# [WHAT TO PRODUCE]
An image-free, verbatim transcription of the records is the expected result.

# [SUPPLIED RECORDS]

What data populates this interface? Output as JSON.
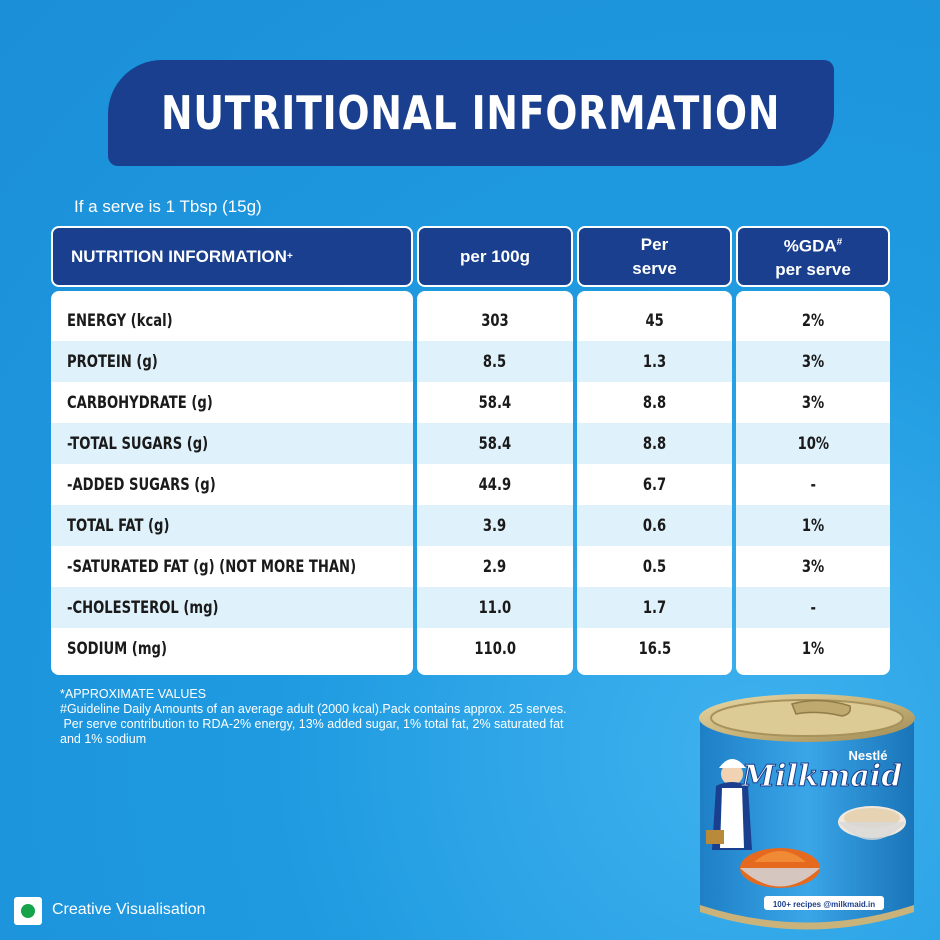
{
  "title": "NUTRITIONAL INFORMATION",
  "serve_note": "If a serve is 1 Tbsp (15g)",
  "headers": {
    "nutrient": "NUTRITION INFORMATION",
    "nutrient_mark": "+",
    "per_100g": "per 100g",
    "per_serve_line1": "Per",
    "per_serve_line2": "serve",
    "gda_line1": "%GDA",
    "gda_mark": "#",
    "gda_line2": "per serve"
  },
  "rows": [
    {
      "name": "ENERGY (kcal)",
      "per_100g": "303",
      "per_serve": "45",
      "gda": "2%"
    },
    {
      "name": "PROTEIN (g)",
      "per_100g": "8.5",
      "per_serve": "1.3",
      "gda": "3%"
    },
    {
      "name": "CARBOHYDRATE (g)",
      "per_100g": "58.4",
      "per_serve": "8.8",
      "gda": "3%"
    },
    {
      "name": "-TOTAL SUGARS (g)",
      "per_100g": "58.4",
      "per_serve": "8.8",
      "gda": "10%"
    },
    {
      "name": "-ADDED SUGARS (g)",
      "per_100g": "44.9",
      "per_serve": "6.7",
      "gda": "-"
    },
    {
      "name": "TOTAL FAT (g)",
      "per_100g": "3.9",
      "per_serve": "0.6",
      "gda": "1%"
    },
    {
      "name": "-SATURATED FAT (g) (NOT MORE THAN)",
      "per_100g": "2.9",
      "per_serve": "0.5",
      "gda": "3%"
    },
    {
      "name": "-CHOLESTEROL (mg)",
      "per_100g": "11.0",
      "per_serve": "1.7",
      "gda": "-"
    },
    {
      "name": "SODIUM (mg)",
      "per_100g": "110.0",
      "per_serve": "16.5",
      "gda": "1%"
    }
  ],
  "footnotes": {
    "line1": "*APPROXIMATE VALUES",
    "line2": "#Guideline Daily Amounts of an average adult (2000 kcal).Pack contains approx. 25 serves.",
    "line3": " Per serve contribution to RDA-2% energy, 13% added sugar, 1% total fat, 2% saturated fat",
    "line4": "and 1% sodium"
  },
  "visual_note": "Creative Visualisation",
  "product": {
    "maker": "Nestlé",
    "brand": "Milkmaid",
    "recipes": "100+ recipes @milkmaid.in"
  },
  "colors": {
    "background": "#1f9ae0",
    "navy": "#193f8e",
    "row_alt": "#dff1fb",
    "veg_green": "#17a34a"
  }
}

# [EXERCISE OUTPUT]
What data populates this interface? Output as JSON.
{
  "title": "NUTRITIONAL INFORMATION",
  "serve_note": "If a serve is 1 Tbsp (15g)",
  "headers": {
    "nutrient": "NUTRITION INFORMATION",
    "nutrient_mark": "+",
    "per_100g": "per 100g",
    "per_serve_line1": "Per",
    "per_serve_line2": "serve",
    "gda_line1": "%GDA",
    "gda_mark": "#",
    "gda_line2": "per serve"
  },
  "rows": [
    {
      "name": "ENERGY (kcal)",
      "per_100g": "303",
      "per_serve": "45",
      "gda": "2%"
    },
    {
      "name": "PROTEIN (g)",
      "per_100g": "8.5",
      "per_serve": "1.3",
      "gda": "3%"
    },
    {
      "name": "CARBOHYDRATE (g)",
      "per_100g": "58.4",
      "per_serve": "8.8",
      "gda": "3%"
    },
    {
      "name": "-TOTAL SUGARS (g)",
      "per_100g": "58.4",
      "per_serve": "8.8",
      "gda": "10%"
    },
    {
      "name": "-ADDED SUGARS (g)",
      "per_100g": "44.9",
      "per_serve": "6.7",
      "gda": "-"
    },
    {
      "name": "TOTAL FAT (g)",
      "per_100g": "3.9",
      "per_serve": "0.6",
      "gda": "1%"
    },
    {
      "name": "-SATURATED FAT (g) (NOT MORE THAN)",
      "per_100g": "2.9",
      "per_serve": "0.5",
      "gda": "3%"
    },
    {
      "name": "-CHOLESTEROL (mg)",
      "per_100g": "11.0",
      "per_serve": "1.7",
      "gda": "-"
    },
    {
      "name": "SODIUM (mg)",
      "per_100g": "110.0",
      "per_serve": "16.5",
      "gda": "1%"
    }
  ],
  "footnotes": {
    "line1": "*APPROXIMATE VALUES",
    "line2": "#Guideline Daily Amounts of an average adult (2000 kcal).Pack contains approx. 25 serves.",
    "line3": " Per serve contribution to RDA-2% energy, 13% added sugar, 1% total fat, 2% saturated fat",
    "line4": "and 1% sodium"
  },
  "visual_note": "Creative Visualisation",
  "product": {
    "maker": "Nestlé",
    "brand": "Milkmaid",
    "recipes": "100+ recipes @milkmaid.in"
  },
  "colors": {
    "background": "#1f9ae0",
    "navy": "#193f8e",
    "row_alt": "#dff1fb",
    "veg_green": "#17a34a"
  }
}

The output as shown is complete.